Return all entries precisely as they stand, without the images.

▶ [Extracted data entries]:
—————

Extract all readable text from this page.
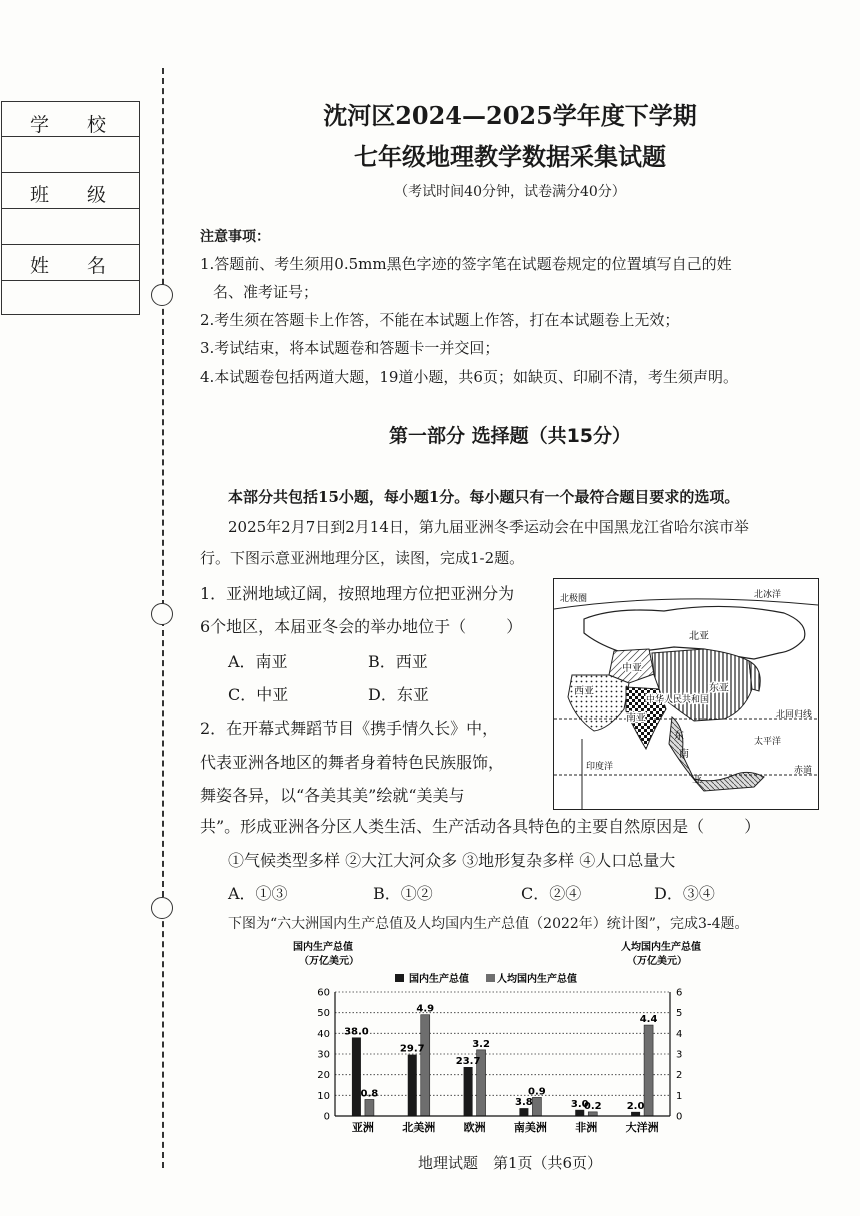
学　　校
班　　级
姓　　名
沈河区2024—2025学年度下学期
七年级地理教学数据采集试题
（考试时间40分钟，试卷满分40分）
注意事项：
1.答题前、考生须用0.5mm黑色字迹的签字笔在试题卷规定的位置填写自己的姓
名、准考证号；
2.考生须在答题卡上作答，不能在本试题上作答，打在本试题卷上无效；
3.考试结束，将本试题卷和答题卡一并交回；
4.本试题卷包括两道大题，19道小题，共6页；如缺页、印刷不清，考生须声明。
第一部分 选择题（共15分）
本部分共包括15小题，每小题1分。每小题只有一个最符合题目要求的选项。
2025年2月7日到2月14日，第九届亚洲冬季运动会在中国黑龙江省哈尔滨市举
行。下图示意亚洲地理分区，读图，完成1-2题。
1．亚洲地域辽阔，按照地理方位把亚洲分为
6个地区，本届亚冬会的举办地位于（	）
A．南亚	B．西亚
C．中亚	D．东亚
2．在开幕式舞蹈节目《携手情久长》中，
代表亚洲各地区的舞者身着特色民族服饰，
舞姿各异，以“各美其美”绘就“美美与
共”。形成亚洲各分区人类生活、生产活动各具特色的主要自然原因是（	）
①气候类型多样 ②大江大河众多 ③地形复杂多样 ④人口总量大
A．①③	B．①②	C．②④	D．③④
北极圈	北冰洋
北亚
中亚
西亚
中华人民共和国
东亚
南亚
东
南
亚
北回归线
太平洋
印度洋	赤道
下图为“六大洲国内生产总值及人均国内生产总值（2022年）统计图”，完成3-4题。
国内生产总值
（万亿美元）
人均国内生产总值
（万亿美元）
国内生产总值	人均国内生产总值
38.0
0.8
29.7
4.9
23.7
3.2
3.8
0.9
3.0
0.2	2.0
4.4
0	0
10	1
20	2
30	3
40	4
50	5
60	6
亚洲	北美洲	欧洲	南美洲	非洲	大洋洲
地理试题　第1页（共6页）
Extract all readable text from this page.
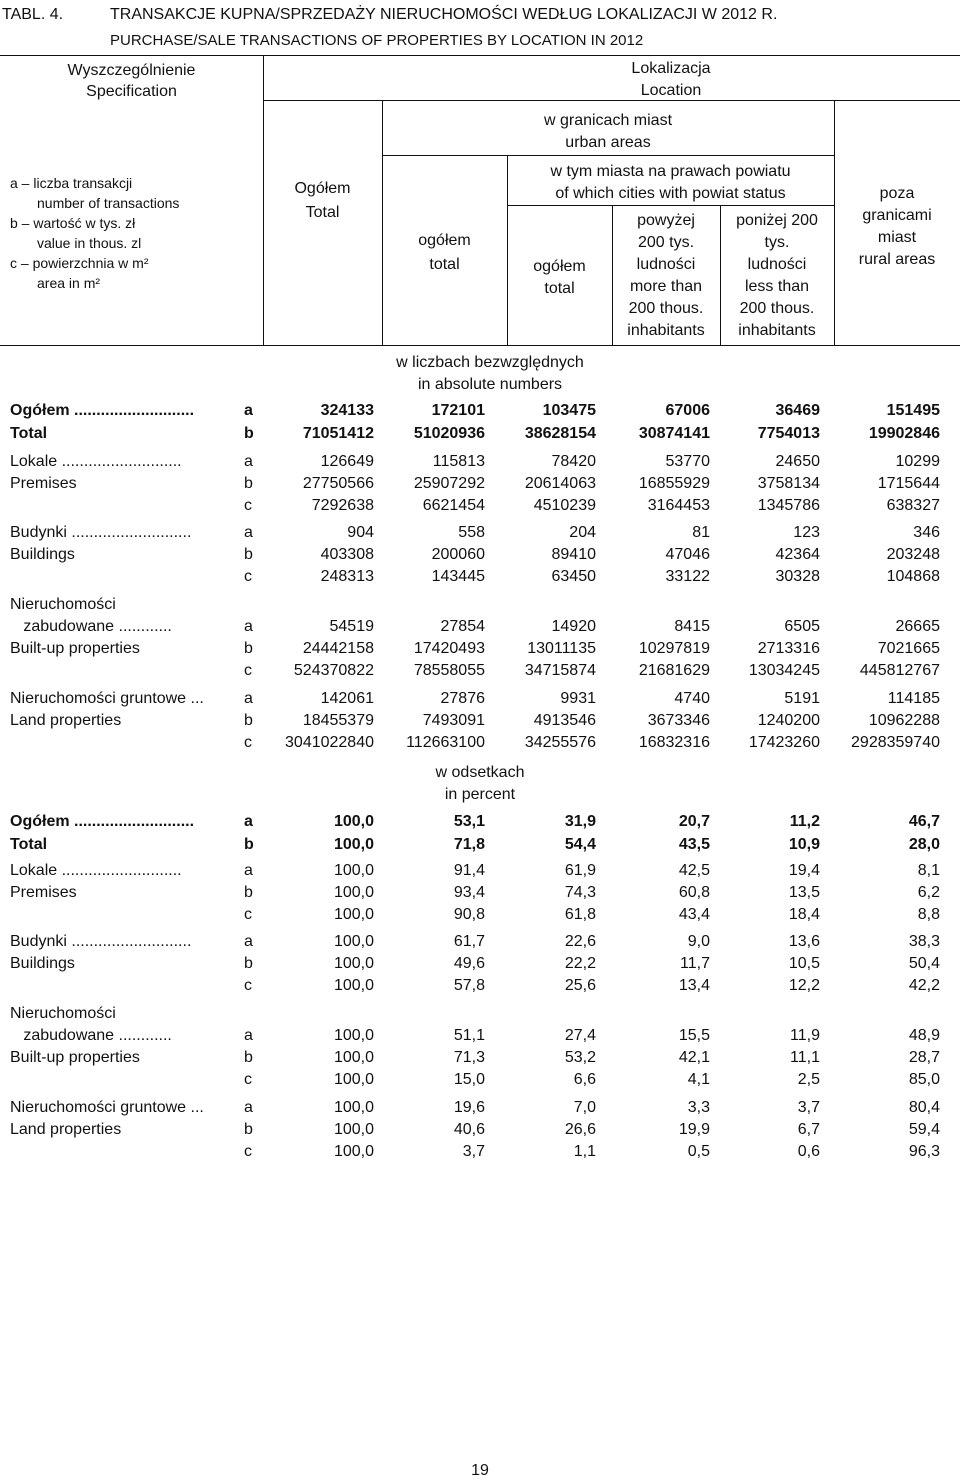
TABL. 4.	TRANSAKCJE KUPNA/SPRZEDAŻY NIERUCHOMOŚCI WEDŁUG LOKALIZACJI W 2012 R.
PURCHASE/SALE TRANSACTIONS OF PROPERTIES BY LOCATION IN 2012
Wyszczególnienie
Specification
a – liczba transakcji
number of transactions
b – wartość w tys. zł
value in thous. zl
c – powierzchnia w m²
area in m²
Ogółem
Total
Lokalizacja
Location
w granicach miast
urban areas
ogółem
total
w tym miasta na prawach powiatu
of which cities with powiat status
ogółem
total
powyżej
200 tys.
ludności
more than
200 thous.
inhabitants
poniżej 200
tys.
ludności
less than
200 thous.
inhabitants
poza
granicami
miast
rural areas
w liczbach bezwzględnych
in absolute numbers
Ogółem ...........................	a	324133	172101	103475	67006	36469	151495
Total	b	71051412 51020936 38628154	30874141	7754013	19902846
Lokale ...........................	a	126649	115813	78420	53770	24650	10299
Premises	b	27750566 25907292 20614063	16855929	3758134	1715644
c	7292638	6621454	4510239	3164453	1345786	638327
Budynki ...........................	a	904	558	204	81	123	346
Buildings	b	403308	200060	89410	47046	42364	203248
c	248313	143445	63450	33122	30328	104868
Nieruchomości
zabudowane ............	a	54519	27854	14920	8415	6505	26665
Built-up properties	b	24442158 17420493	13011135	10297819	2713316	7021665
c	524370822 78558055 34715874	21681629 13034245 445812767
Nieruchomości gruntowe ...	a	142061	27876	9931	4740	5191	114185
Land properties	b	18455379	7493091	4913546	3673346	1240200	10962288
c 3041022840 112663100 34255576	16832316 17423260 2928359740
w odsetkach
in percent
Ogółem ...........................	a	100,0	53,1	31,9	20,7	11,2	46,7
Total	b	100,0	71,8	54,4	43,5	10,9	28,0
Lokale ...........................	a	100,0	91,4	61,9	42,5	19,4	8,1
Premises	b	100,0	93,4	74,3	60,8	13,5	6,2
c	100,0	90,8	61,8	43,4	18,4	8,8
Budynki ...........................	a	100,0	61,7	22,6	9,0	13,6	38,3
Buildings	b	100,0	49,6	22,2	11,7	10,5	50,4
c	100,0	57,8	25,6	13,4	12,2	42,2
Nieruchomości
zabudowane ............	a	100,0	51,1	27,4	15,5	11,9	48,9
Built-up properties	b	100,0	71,3	53,2	42,1	11,1	28,7
c	100,0	15,0	6,6	4,1	2,5	85,0
Nieruchomości gruntowe ...	a	100,0	19,6	7,0	3,3	3,7	80,4
Land properties	b	100,0	40,6	26,6	19,9	6,7	59,4
c	100,0	3,7	1,1	0,5	0,6	96,3
19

—————

▶ [SOLVED PROBLEM]:
Extract all readable text from this page.
学　　校
班　　级
姓　　名
沈河区2024—2025学年度下学期
七年级地理教学数据采集试题
（考试时间40分钟，试卷满分40分）
注意事项：
1.答题前、考生须用0.5mm黑色字迹的签字笔在试题卷规定的位置填写自己的姓
名、准考证号；
2.考生须在答题卡上作答，不能在本试题上作答，打在本试题卷上无效；
3.考试结束，将本试题卷和答题卡一并交回；
4.本试题卷包括两道大题，19道小题，共6页；如缺页、印刷不清，考生须声明。
第一部分 选择题（共15分）
本部分共包括15小题，每小题1分。每小题只有一个最符合题目要求的选项。
2025年2月7日到2月14日，第九届亚洲冬季运动会在中国黑龙江省哈尔滨市举
行。下图示意亚洲地理分区，读图，完成1-2题。
1．亚洲地域辽阔，按照地理方位把亚洲分为
6个地区，本届亚冬会的举办地位于（	）
A．南亚	B．西亚
C．中亚	D．东亚
2．在开幕式舞蹈节目《携手情久长》中，
代表亚洲各地区的舞者身着特色民族服饰，
舞姿各异，以“各美其美”绘就“美美与
共”。形成亚洲各分区人类生活、生产活动各具特色的主要自然原因是（	）
①气候类型多样 ②大江大河众多 ③地形复杂多样 ④人口总量大
A．①③	B．①②	C．②④	D．③④
北极圈	北冰洋
北亚
中亚
西亚
中华人民共和国
东亚
南亚
东
南
亚
北回归线
太平洋
印度洋	赤道
下图为“六大洲国内生产总值及人均国内生产总值（2022年）统计图”，完成3-4题。
国内生产总值
（万亿美元）
人均国内生产总值
（万亿美元）
国内生产总值	人均国内生产总值
38.0
0.8
29.7
4.9
23.7
3.2
3.8
0.9
3.0
0.2	2.0
4.4
0	0
10	1
20	2
30	3
40	4
50	5
60	6
亚洲	北美洲	欧洲	南美洲	非洲	大洋洲
地理试题　第1页（共6页）
Extract all readable text from this page.
TABL. 4.	TRANSAKCJE KUPNA/SPRZEDAŻY NIERUCHOMOŚCI WEDŁUG LOKALIZACJI W 2012 R.
PURCHASE/SALE TRANSACTIONS OF PROPERTIES BY LOCATION IN 2012
Wyszczególnienie
Specification
a – liczba transakcji
number of transactions
b – wartość w tys. zł
value in thous. zl
c – powierzchnia w m²
area in m²
Ogółem
Total
Lokalizacja
Location
w granicach miast
urban areas
ogółem
total
w tym miasta na prawach powiatu
of which cities with powiat status
ogółem
total
powyżej
200 tys.
ludności
more than
200 thous.
inhabitants
poniżej 200
tys.
ludności
less than
200 thous.
inhabitants
poza
granicami
miast
rural areas
w liczbach bezwzględnych
in absolute numbers
Ogółem ...........................	a	324133	172101	103475	67006	36469	151495
Total	b	71051412 51020936 38628154	30874141	7754013	19902846
Lokale ...........................	a	126649	115813	78420	53770	24650	10299
Premises	b	27750566 25907292 20614063	16855929	3758134	1715644
c	7292638	6621454	4510239	3164453	1345786	638327
Budynki ...........................	a	904	558	204	81	123	346
Buildings	b	403308	200060	89410	47046	42364	203248
c	248313	143445	63450	33122	30328	104868
Nieruchomości
zabudowane ............	a	54519	27854	14920	8415	6505	26665
Built-up properties	b	24442158 17420493	13011135	10297819	2713316	7021665
c	524370822 78558055 34715874	21681629 13034245 445812767
Nieruchomości gruntowe ...	a	142061	27876	9931	4740	5191	114185
Land properties	b	18455379	7493091	4913546	3673346	1240200	10962288
c 3041022840 112663100 34255576	16832316 17423260 2928359740
w odsetkach
in percent
Ogółem ...........................	a	100,0	53,1	31,9	20,7	11,2	46,7
Total	b	100,0	71,8	54,4	43,5	10,9	28,0
Lokale ...........................	a	100,0	91,4	61,9	42,5	19,4	8,1
Premises	b	100,0	93,4	74,3	60,8	13,5	6,2
c	100,0	90,8	61,8	43,4	18,4	8,8
Budynki ...........................	a	100,0	61,7	22,6	9,0	13,6	38,3
Buildings	b	100,0	49,6	22,2	11,7	10,5	50,4
c	100,0	57,8	25,6	13,4	12,2	42,2
Nieruchomości
zabudowane ............	a	100,0	51,1	27,4	15,5	11,9	48,9
Built-up properties	b	100,0	71,3	53,2	42,1	11,1	28,7
c	100,0	15,0	6,6	4,1	2,5	85,0
Nieruchomości gruntowe ...	a	100,0	19,6	7,0	3,3	3,7	80,4
Land properties	b	100,0	40,6	26,6	19,9	6,7	59,4
c	100,0	3,7	1,1	0,5	0,6	96,3
19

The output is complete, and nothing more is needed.